-- SOURCE --
/---
Jim Harbaugh is emulating Mike Vrabel by giving his Black assistant a chance to coach

Jim Harbaugh is emulating Mike Vrabel by giving his Black assistant a chance to coach

Sherrone Moore is weeks away from getting his shot — which is all an assistant coach can ask for.

In the constant whirlwind that is Jim Harbaugh, lost in the shuffle of his once-expected four-game suspension by the NCAA that never happened, which transformed into a three-game self-suspension by Michigan, and his remarks on NIL — backing college athlete revenue sharing — has been a decision he made that’s been overlooked, but should be highlighted, as it speaks to a decades-long issue in college football — the lack of Black offensive coordinators.

“All 10 coaches are tremendous and talented,” Harbaugh recently told reporters, as he announced that defensive coordinator Jesse Minter will serve as the head coach in the opener on Saturday. Special-teams coordinator/safeties coach Jay Harbaugh and running backs coach Mike Hart will split halves in Week 2 vs. UNLV. And Moore (offensive coordinator) will be in charge against Bowling Green in Week 3. “Why one each game? Because I know each time a coach is the head coach. I know that their preparation is going to be the fullest, at the max and that is going to be the best thing for our football team.”

Hart and Moore are Black. And so was Josh Gattis, Harbaugh’s former offensive coordinator. Moore won’t be on the sideline for Saturday’s game as he’s been suspended as part of Michigan’s self-imposed penalties for the violations that led to Harbaugh’s suspension.
\---
-- PROBLEMS AND TASKS --
(a) Write out everything in the article on Jim Harbaugh from "In the constant" down to "Black offensive coordinators.".
(b) Decide whether each statement agrees with the article on Jim Harbaugh, answering yes or no and quoting the words that settle it: (i) Jesse Minter will be head coach in the opener on Saturday; (ii) Moore will be in charge against UNLV in Week 2; (iii) the NCAA gave Harbaugh a four-game suspension.
The entries that come next are separate material, apart from the article on Jim Harbaugh.

-- DATA PROVIDED --
/---
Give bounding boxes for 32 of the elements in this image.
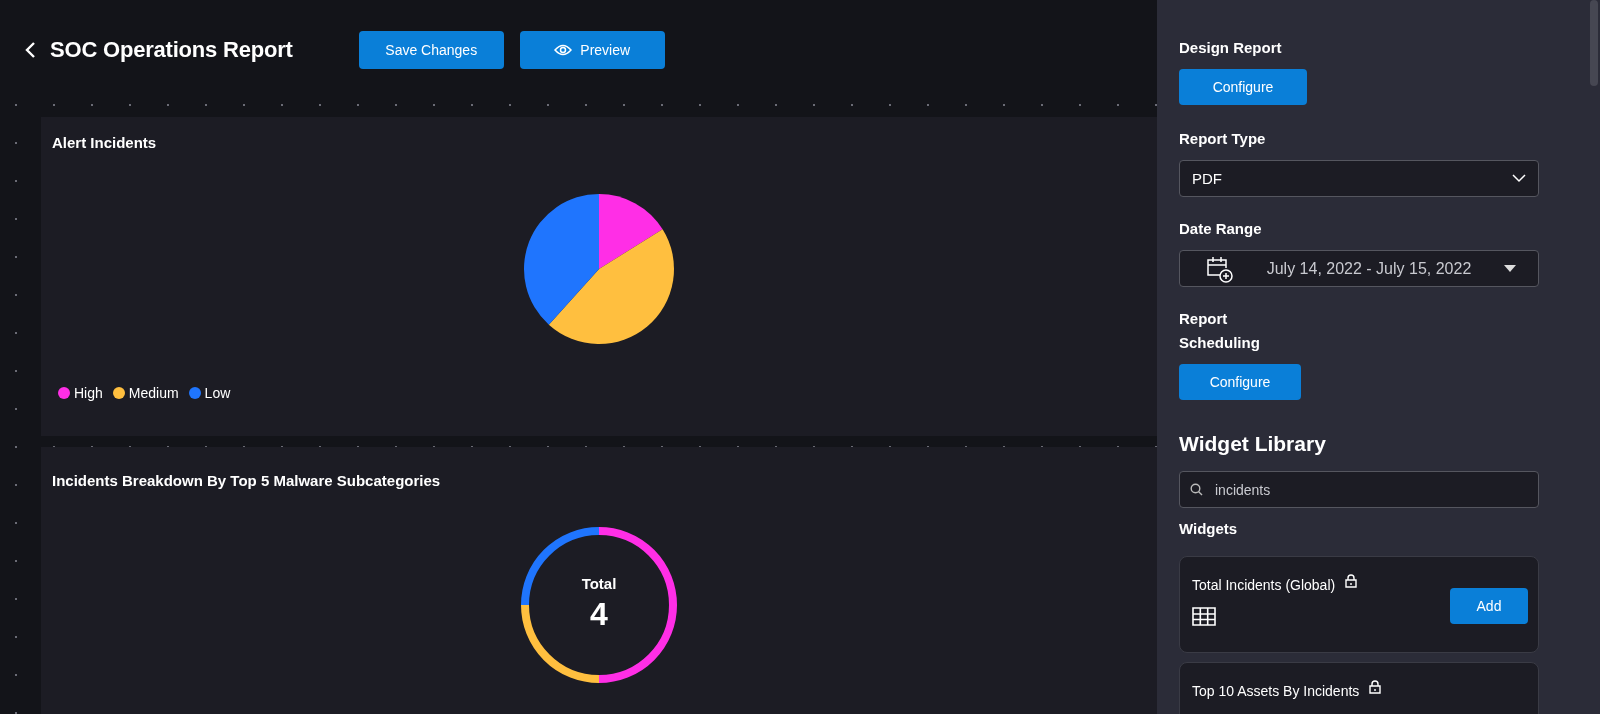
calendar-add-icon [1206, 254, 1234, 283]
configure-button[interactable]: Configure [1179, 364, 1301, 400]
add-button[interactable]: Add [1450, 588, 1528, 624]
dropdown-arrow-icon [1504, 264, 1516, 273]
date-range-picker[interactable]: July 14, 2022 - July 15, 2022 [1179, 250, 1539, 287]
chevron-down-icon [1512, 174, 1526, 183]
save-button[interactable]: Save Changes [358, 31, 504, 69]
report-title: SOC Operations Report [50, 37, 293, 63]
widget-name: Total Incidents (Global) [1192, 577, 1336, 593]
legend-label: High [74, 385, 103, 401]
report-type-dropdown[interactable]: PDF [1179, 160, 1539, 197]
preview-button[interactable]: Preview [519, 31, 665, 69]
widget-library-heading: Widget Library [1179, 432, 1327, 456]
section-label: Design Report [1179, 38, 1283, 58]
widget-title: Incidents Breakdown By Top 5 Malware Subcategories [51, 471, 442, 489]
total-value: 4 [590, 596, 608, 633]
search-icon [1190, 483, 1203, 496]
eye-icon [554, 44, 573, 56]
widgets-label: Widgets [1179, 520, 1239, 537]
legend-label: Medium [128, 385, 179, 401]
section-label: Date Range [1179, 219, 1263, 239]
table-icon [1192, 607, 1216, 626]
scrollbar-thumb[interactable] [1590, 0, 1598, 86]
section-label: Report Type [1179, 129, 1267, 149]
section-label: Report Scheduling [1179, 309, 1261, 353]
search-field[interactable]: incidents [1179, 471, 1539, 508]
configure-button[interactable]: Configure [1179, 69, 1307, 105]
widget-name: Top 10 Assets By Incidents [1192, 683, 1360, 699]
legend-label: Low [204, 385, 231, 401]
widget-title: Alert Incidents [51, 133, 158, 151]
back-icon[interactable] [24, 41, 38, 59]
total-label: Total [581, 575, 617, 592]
\---
/---
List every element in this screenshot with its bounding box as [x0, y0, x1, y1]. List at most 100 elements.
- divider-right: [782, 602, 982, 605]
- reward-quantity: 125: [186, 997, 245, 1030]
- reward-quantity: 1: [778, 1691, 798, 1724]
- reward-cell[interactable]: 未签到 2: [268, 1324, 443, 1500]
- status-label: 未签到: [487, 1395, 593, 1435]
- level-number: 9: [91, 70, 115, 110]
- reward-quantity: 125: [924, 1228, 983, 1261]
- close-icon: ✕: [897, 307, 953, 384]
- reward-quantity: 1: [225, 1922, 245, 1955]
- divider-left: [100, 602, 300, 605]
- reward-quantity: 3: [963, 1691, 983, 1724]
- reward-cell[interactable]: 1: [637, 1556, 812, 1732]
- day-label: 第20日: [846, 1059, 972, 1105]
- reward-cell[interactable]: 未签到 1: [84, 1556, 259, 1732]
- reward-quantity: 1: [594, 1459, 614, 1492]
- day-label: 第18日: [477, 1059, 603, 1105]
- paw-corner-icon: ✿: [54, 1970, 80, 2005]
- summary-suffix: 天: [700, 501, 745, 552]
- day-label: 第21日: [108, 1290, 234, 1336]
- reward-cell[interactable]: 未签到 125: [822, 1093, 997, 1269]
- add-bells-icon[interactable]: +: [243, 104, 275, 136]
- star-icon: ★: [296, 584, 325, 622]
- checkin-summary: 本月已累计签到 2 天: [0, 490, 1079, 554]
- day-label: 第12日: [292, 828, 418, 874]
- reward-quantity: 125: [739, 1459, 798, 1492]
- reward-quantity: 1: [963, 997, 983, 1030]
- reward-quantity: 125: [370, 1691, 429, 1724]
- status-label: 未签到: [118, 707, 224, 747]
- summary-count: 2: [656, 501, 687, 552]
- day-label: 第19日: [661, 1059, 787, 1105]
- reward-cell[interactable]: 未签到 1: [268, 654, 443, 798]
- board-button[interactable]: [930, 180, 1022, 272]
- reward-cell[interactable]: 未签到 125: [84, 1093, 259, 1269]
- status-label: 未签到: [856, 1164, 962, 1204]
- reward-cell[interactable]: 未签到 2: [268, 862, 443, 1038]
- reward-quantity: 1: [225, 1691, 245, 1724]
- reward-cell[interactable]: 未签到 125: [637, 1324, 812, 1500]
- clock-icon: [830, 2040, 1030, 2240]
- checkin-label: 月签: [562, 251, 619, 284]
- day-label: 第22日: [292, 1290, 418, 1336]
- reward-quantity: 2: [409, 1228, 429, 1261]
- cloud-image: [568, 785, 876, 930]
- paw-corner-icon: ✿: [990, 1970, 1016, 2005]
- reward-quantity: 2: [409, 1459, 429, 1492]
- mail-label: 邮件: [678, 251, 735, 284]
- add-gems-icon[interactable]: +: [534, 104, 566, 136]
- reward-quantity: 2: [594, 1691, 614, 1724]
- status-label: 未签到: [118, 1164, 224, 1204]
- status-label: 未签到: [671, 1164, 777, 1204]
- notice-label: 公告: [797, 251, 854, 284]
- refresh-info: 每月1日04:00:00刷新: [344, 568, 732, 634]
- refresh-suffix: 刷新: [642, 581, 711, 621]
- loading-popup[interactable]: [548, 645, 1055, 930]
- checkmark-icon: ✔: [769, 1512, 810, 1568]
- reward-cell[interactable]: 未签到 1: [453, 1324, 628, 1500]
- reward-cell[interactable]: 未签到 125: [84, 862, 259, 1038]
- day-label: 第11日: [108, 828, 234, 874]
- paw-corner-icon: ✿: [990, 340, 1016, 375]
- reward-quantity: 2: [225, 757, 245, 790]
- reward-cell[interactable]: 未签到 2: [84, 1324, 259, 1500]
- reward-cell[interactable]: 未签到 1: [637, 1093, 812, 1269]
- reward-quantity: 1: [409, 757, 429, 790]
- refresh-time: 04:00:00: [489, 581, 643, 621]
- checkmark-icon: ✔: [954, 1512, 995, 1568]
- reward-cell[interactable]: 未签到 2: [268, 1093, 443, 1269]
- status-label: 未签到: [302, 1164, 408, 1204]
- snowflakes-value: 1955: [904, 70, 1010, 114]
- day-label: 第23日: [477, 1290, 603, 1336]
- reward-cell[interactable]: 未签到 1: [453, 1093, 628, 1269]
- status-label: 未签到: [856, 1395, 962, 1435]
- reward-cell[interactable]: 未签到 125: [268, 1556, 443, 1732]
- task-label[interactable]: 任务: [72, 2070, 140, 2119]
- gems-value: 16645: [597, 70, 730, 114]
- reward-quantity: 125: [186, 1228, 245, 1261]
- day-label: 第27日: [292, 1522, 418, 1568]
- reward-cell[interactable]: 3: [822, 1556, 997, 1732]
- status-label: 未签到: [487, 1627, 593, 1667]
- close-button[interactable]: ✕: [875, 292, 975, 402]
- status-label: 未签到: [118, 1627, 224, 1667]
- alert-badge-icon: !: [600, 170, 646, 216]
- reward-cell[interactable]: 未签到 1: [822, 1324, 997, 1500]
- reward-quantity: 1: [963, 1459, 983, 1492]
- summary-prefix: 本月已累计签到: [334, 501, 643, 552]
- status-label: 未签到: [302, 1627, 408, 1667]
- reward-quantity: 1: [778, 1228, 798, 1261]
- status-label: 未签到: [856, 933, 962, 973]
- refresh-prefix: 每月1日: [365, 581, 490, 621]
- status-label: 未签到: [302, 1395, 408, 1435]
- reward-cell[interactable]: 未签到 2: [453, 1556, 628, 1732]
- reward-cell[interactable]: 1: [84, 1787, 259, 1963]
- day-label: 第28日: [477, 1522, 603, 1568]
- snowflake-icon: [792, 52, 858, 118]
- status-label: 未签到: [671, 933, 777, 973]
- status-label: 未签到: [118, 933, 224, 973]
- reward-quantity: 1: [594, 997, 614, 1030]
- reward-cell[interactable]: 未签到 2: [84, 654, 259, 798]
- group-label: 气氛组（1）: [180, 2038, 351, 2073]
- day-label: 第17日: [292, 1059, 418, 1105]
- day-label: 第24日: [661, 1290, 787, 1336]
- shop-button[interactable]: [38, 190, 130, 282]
\---
-- ANSWERS GIVEN --
(a)
In the constant whirlwind that is Jim Harbaugh, lost in the shuffle of his once-expected four-game suspension by the NCAA that never happened, which transformed into a three-game self-suspension by Michigan, and his remarks on NIL — backing college athlete revenue sharing — has been a decision he made that’s been overlooked, but should be highlighted, as it speaks to a decades-long issue in college football — the lack of Black offensive coordinators.

(b)
(i) Yes: "defensive coordinator Jesse Minter will serve as the head coach in the opener on Saturday"
(ii) No: "Moore (offensive coordinator) will be in charge against Bowling Green in Week 3"
(iii) No: "once-expected four-game suspension by the NCAA that never happened"